■ **Directions for this task**: Output each entry exactly; skip nothing.

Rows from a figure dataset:

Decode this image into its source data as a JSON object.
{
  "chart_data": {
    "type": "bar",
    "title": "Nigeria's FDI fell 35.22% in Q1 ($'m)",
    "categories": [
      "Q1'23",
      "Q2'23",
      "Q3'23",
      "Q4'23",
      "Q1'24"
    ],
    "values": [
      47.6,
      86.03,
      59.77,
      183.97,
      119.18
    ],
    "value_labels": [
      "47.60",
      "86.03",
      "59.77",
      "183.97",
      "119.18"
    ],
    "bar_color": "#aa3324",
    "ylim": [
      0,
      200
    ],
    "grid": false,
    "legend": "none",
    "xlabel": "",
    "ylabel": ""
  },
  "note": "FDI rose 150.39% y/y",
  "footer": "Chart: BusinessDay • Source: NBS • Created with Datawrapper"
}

■ **Right answer**:
Decode this image into its source data as a JSON object.
{
  "chart_data": {
    "type": "bar",
    "title": "Nigeria's FDI fell 35.22% in Q1 ($'m)",
    "categories": [
      "Q1'23",
      "Q2'23",
      "Q3'23",
      "Q4'23",
      "Q1'24"
    ],
    "values": [
      47.6,
      86.03,
      59.77,
      183.97,
      119.18
    ],
    "value_labels": [
      "47.60",
      "86.03",
      "59.77",
      "183.97",
      "119.18"
    ],
    "bar_color": "#aa3324",
    "ylim": [
      0,
      200
    ],
    "grid": false,
    "legend": "none",
    "xlabel": "",
    "ylabel": ""
  },
  "note": "FDI rose 150.39% y/y",
  "footer": "Chart: BusinessDay • Source: NBS • Created with Datawrapper"
}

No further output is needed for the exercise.